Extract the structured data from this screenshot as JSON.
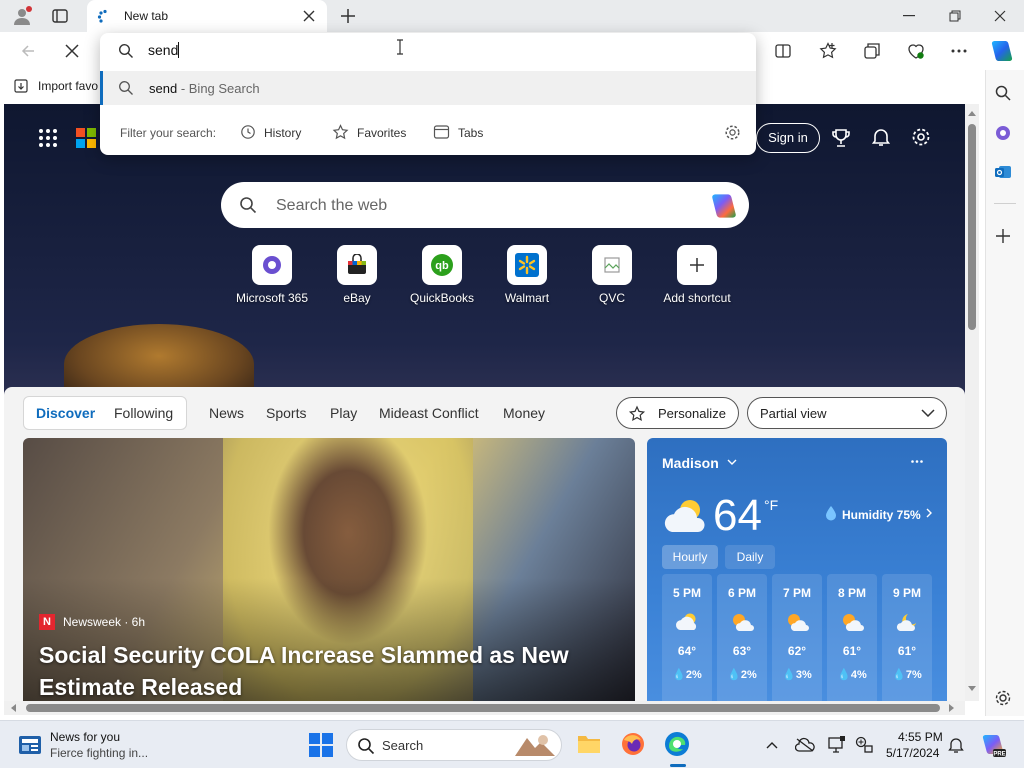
{
  "browser": {
    "tab_title": "New tab",
    "favorites_import": "Import favo"
  },
  "omnibox": {
    "typed": "send",
    "suggestion_query": "send",
    "suggestion_suffix": " - Bing Search",
    "filter_label": "Filter your search:",
    "filters": [
      "History",
      "Favorites",
      "Tabs"
    ]
  },
  "ntp": {
    "sign_in": "Sign in",
    "search_placeholder": "Search the web",
    "shortcuts": [
      "Microsoft 365",
      "eBay",
      "QuickBooks",
      "Walmart",
      "QVC",
      "Add shortcut"
    ],
    "feed_tabs": [
      "Discover",
      "Following",
      "News",
      "Sports",
      "Play",
      "Mideast Conflict",
      "Money"
    ],
    "personalize": "Personalize",
    "view_mode": "Partial view"
  },
  "news": {
    "source": "Newsweek · 6h",
    "headline": "Social Security COLA Increase Slammed as New Estimate Released"
  },
  "weather": {
    "location": "Madison",
    "temperature": "64",
    "unit": "°F",
    "humidity": "Humidity 75%",
    "tab_hourly": "Hourly",
    "tab_daily": "Daily",
    "hours": [
      {
        "time": "5 PM",
        "temp": "64°",
        "precip": "2%"
      },
      {
        "time": "6 PM",
        "temp": "63°",
        "precip": "2%"
      },
      {
        "time": "7 PM",
        "temp": "62°",
        "precip": "3%"
      },
      {
        "time": "8 PM",
        "temp": "61°",
        "precip": "4%"
      },
      {
        "time": "9 PM",
        "temp": "61°",
        "precip": "7%"
      }
    ]
  },
  "taskbar": {
    "news_title": "News for you",
    "news_sub": "Fierce fighting in...",
    "search_label": "Search",
    "time": "4:55 PM",
    "date": "5/17/2024"
  },
  "colors": {
    "accent": "#0f6cbd",
    "weather_bg": "#3b82d6",
    "taskbar_bg": "#e8ecf3"
  }
}
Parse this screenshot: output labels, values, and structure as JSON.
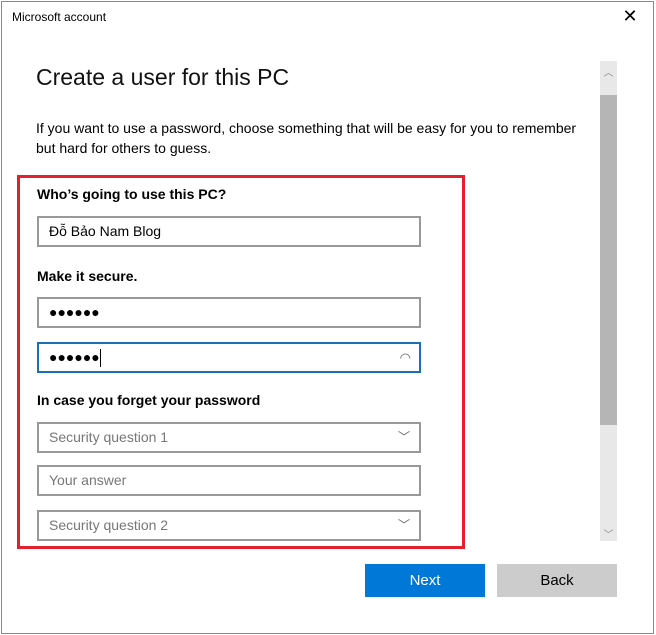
{
  "window": {
    "title": "Microsoft account",
    "close_icon": "close-icon"
  },
  "heading": "Create a user for this PC",
  "intro_line1": "If you want to use a password, choose something that will be easy for you to remember",
  "intro_line2": "but hard for others to guess.",
  "highlight_color": "#e3202b",
  "form": {
    "who_label": "Who’s going to use this PC?",
    "username_value": "Đỗ Bảo Nam Blog",
    "secure_label": "Make it secure.",
    "password_value": "●●●●●●",
    "confirm_value": "●●●●●●",
    "forgot_label": "In case you forget your password",
    "question1_placeholder": "Security question 1",
    "answer1_placeholder": "Your answer",
    "question2_placeholder": "Security question 2"
  },
  "buttons": {
    "next": "Next",
    "back": "Back"
  },
  "accent": "#0078d7"
}
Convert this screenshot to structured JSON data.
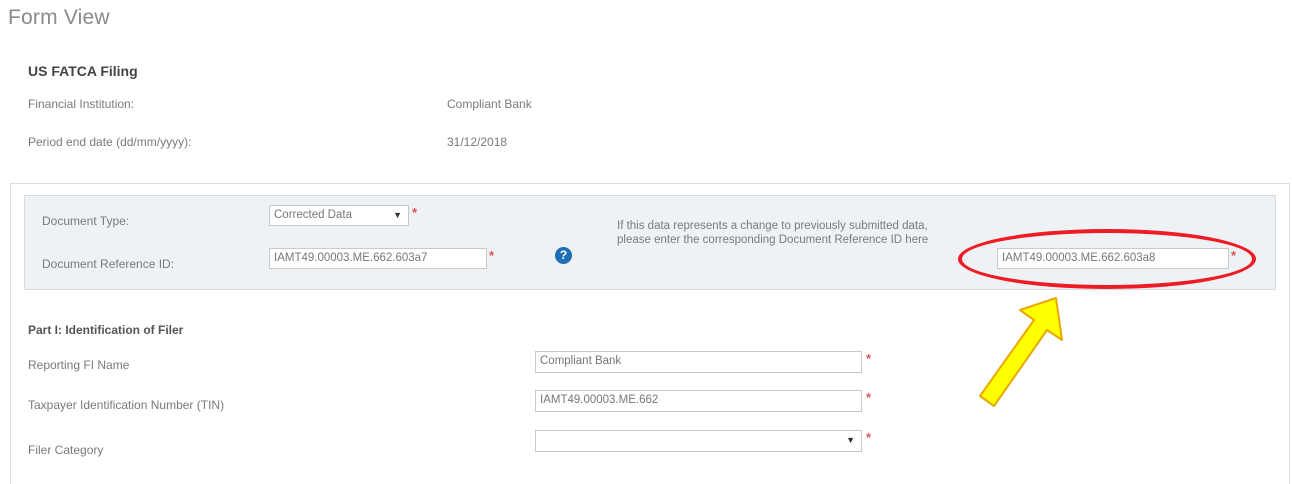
{
  "page": {
    "title": "Form View"
  },
  "filing": {
    "title": "US FATCA Filing",
    "institution_label": "Financial Institution:",
    "institution_value": "Compliant Bank",
    "period_label": "Period end date (dd/mm/yyyy):",
    "period_value": "31/12/2018"
  },
  "document": {
    "type_label": "Document Type:",
    "type_value": "Corrected Data",
    "ref_label": "Document Reference ID:",
    "ref_value": "IAMT49.00003.ME.662.603a7",
    "help_icon_glyph": "?",
    "corr_help_text": "If this data represents a change to previously submitted data, please enter the corresponding Document Reference ID here",
    "corr_ref_value": "IAMT49.00003.ME.662.603a8"
  },
  "part1": {
    "title": "Part I: Identification of Filer",
    "fi_name_label": "Reporting FI Name",
    "fi_name_value": "Compliant Bank",
    "tin_label": "Taxpayer Identification Number (TIN)",
    "tin_value": "IAMT49.00003.ME.662",
    "category_label": "Filer Category",
    "category_value": ""
  },
  "markers": {
    "required": "*",
    "caret": "▼"
  },
  "annotation": {
    "ellipse_color": "#ee1c25",
    "arrow_fill": "#ffff00",
    "arrow_stroke": "#e8a800"
  }
}
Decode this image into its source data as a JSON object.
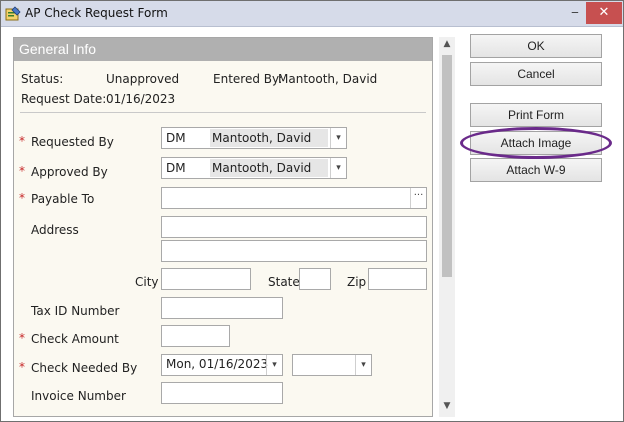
{
  "window": {
    "title": "AP Check Request Form",
    "minimize": "‒",
    "close": "✕"
  },
  "panel": {
    "title": "General Info"
  },
  "status": {
    "status_label": "Status:",
    "status_value": "Unapproved",
    "entered_by_label": "Entered By:",
    "entered_by_value": "Mantooth, David",
    "request_date_label": "Request Date:",
    "request_date_value": "01/16/2023"
  },
  "form": {
    "required_mark": "*",
    "requested_by": {
      "label": "Requested By",
      "code": "DM",
      "name": "Mantooth, David"
    },
    "approved_by": {
      "label": "Approved By",
      "code": "DM",
      "name": "Mantooth, David"
    },
    "payable_to": {
      "label": "Payable To",
      "value": "",
      "browse": "···"
    },
    "address": {
      "label": "Address",
      "line1": "",
      "line2": ""
    },
    "city": {
      "label": "City",
      "value": ""
    },
    "state": {
      "label": "State",
      "value": ""
    },
    "zip": {
      "label": "Zip",
      "value": ""
    },
    "tax_id": {
      "label": "Tax ID Number",
      "value": ""
    },
    "check_amount": {
      "label": "Check Amount",
      "value": ""
    },
    "check_needed_by": {
      "label": "Check Needed By",
      "date": "Mon, 01/16/2023",
      "time": ""
    },
    "invoice_number": {
      "label": "Invoice Number",
      "value": ""
    }
  },
  "buttons": {
    "ok": "OK",
    "cancel": "Cancel",
    "print_form": "Print Form",
    "attach_image": "Attach Image",
    "attach_w9": "Attach W-9"
  },
  "icons": {
    "dropdown": "▾",
    "scroll_up": "▲",
    "scroll_down": "▼"
  },
  "colors": {
    "required": "#c62828",
    "highlight_ellipse": "#6a2a8a",
    "close": "#c75050"
  }
}
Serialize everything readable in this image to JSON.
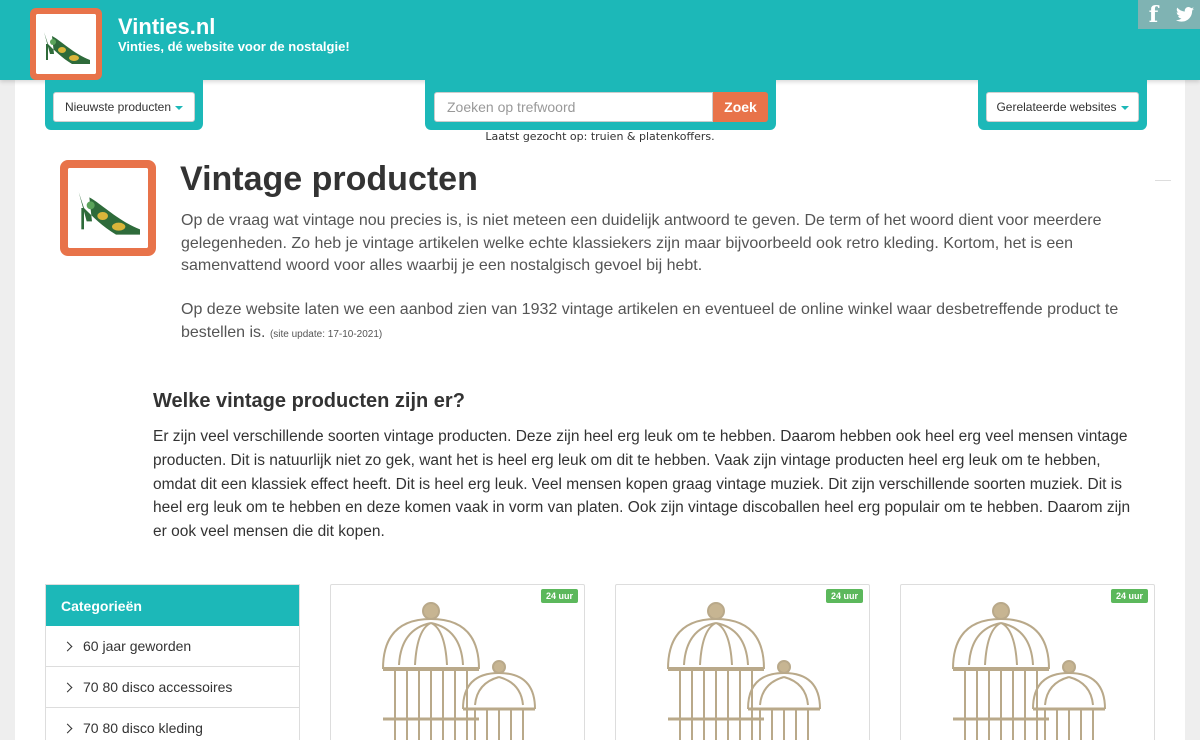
{
  "header": {
    "site_title": "Vinties.nl",
    "tagline": "Vinties, dé website voor de nostalgie!",
    "social": [
      "facebook-icon",
      "twitter-icon"
    ]
  },
  "nav": {
    "newest_label": "Nieuwste producten",
    "search_placeholder": "Zoeken op trefwoord",
    "search_button": "Zoek",
    "last_searched": "Laatst gezocht op: truien & platenkoffers.",
    "related_label": "Gerelateerde websites"
  },
  "intro": {
    "title": "Vintage producten",
    "paragraph1": "Op de vraag wat vintage nou precies is, is niet meteen een duidelijk antwoord te geven. De term of het woord dient voor meerdere gelegenheden. Zo heb je vintage artikelen welke echte klassiekers zijn maar bijvoorbeeld ook retro kleding. Kortom, het is een samenvattend woord voor alles waarbij je een nostalgisch gevoel bij hebt.",
    "paragraph2": "Op deze website laten we een aanbod zien van 1932 vintage artikelen en eventueel de online winkel waar desbetreffende product te bestellen is.",
    "site_update": "(site update: 17-10-2021)"
  },
  "article": {
    "heading": "Welke vintage producten zijn er?",
    "text": "Er zijn veel verschillende soorten vintage producten. Deze zijn heel erg leuk om te hebben. Daarom hebben ook heel erg veel mensen vintage producten. Dit is natuurlijk niet zo gek, want het is heel erg leuk om dit te hebben. Vaak zijn vintage producten heel erg leuk om te hebben, omdat dit een klassiek effect heeft. Dit is heel erg leuk. Veel mensen kopen graag vintage muziek. Dit zijn verschillende soorten muziek. Dit is heel erg leuk om te hebben en deze komen vaak in vorm van platen. Ook zijn vintage discoballen heel erg populair om te hebben. Daarom zijn er ook veel mensen die dit kopen."
  },
  "categories": {
    "title": "Categorieën",
    "items": [
      "60 jaar geworden",
      "70 80 disco accessoires",
      "70 80 disco kleding"
    ]
  },
  "products": [
    {
      "badge": "24 uur",
      "image": "bird-cage"
    },
    {
      "badge": "24 uur",
      "image": "bird-cage"
    },
    {
      "badge": "24 uur",
      "image": "bird-cage"
    }
  ],
  "colors": {
    "teal": "#1cb8b8",
    "orange": "#e8734a",
    "badge_green": "#5cb85c"
  }
}
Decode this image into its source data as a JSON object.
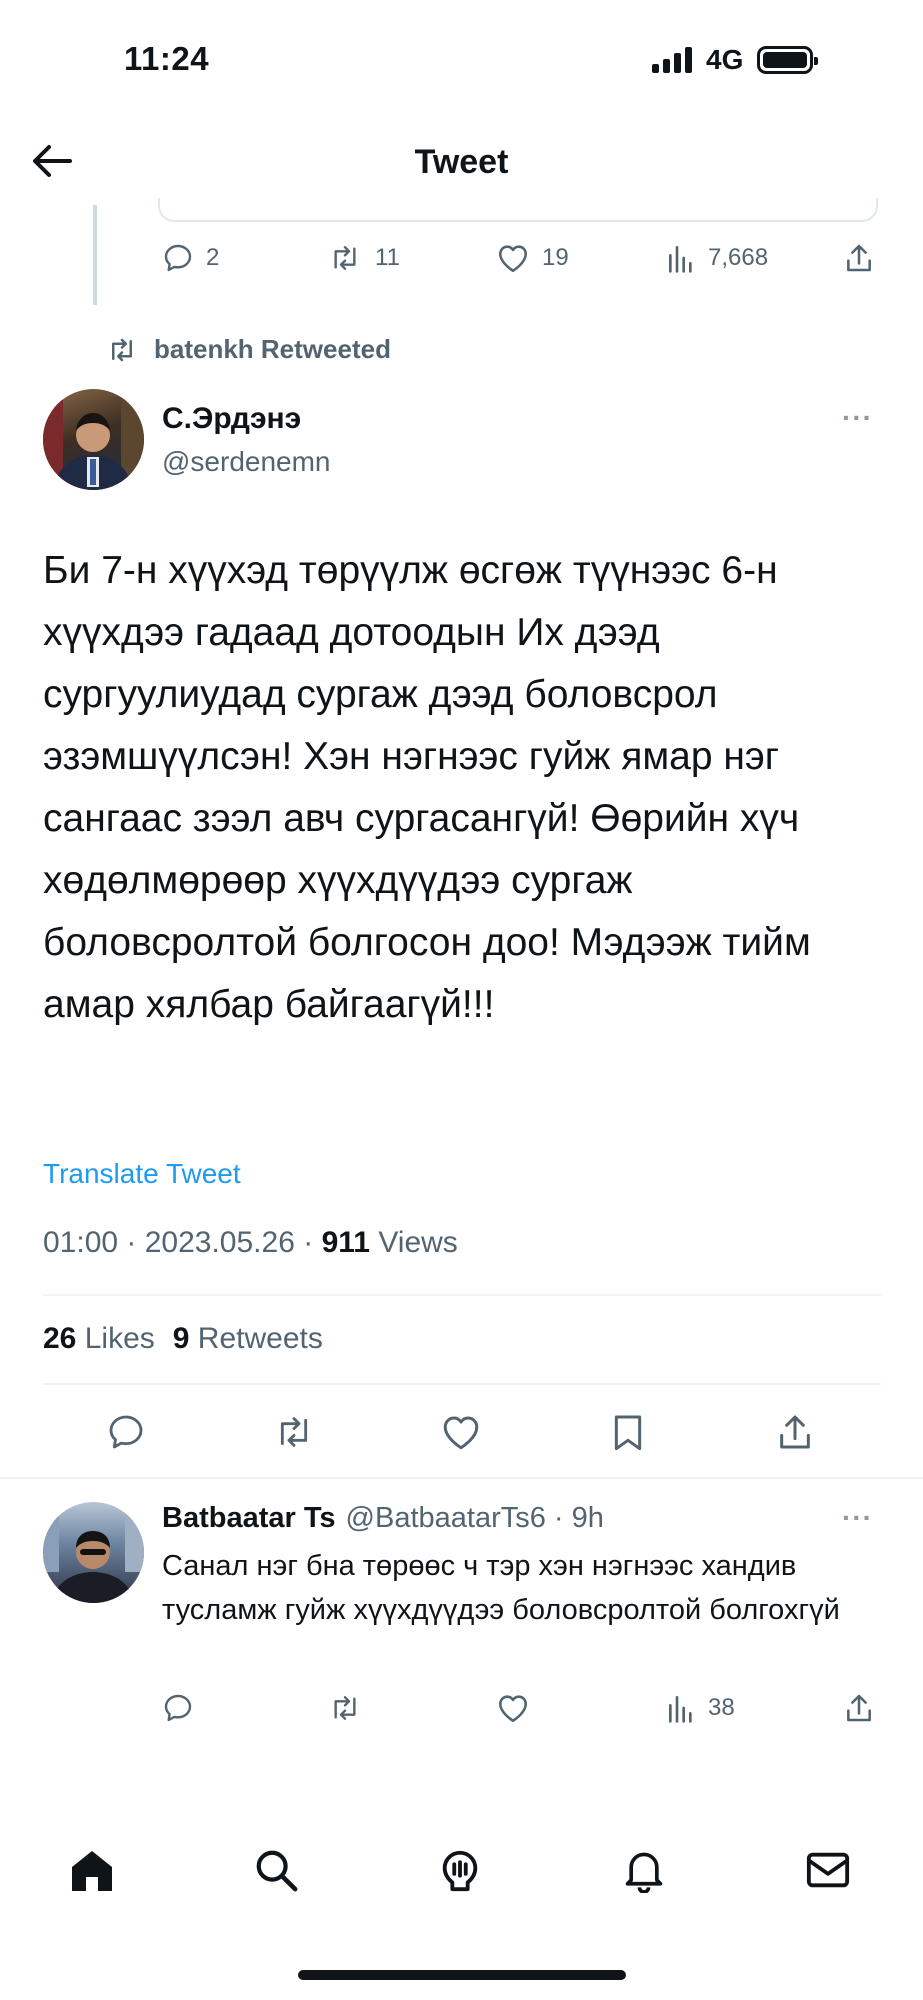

• • • • • • •

Extract every line above that contains the word "Attach".

    "attach_image": "Attach Image",
    "attach_w9": "Attach W-9"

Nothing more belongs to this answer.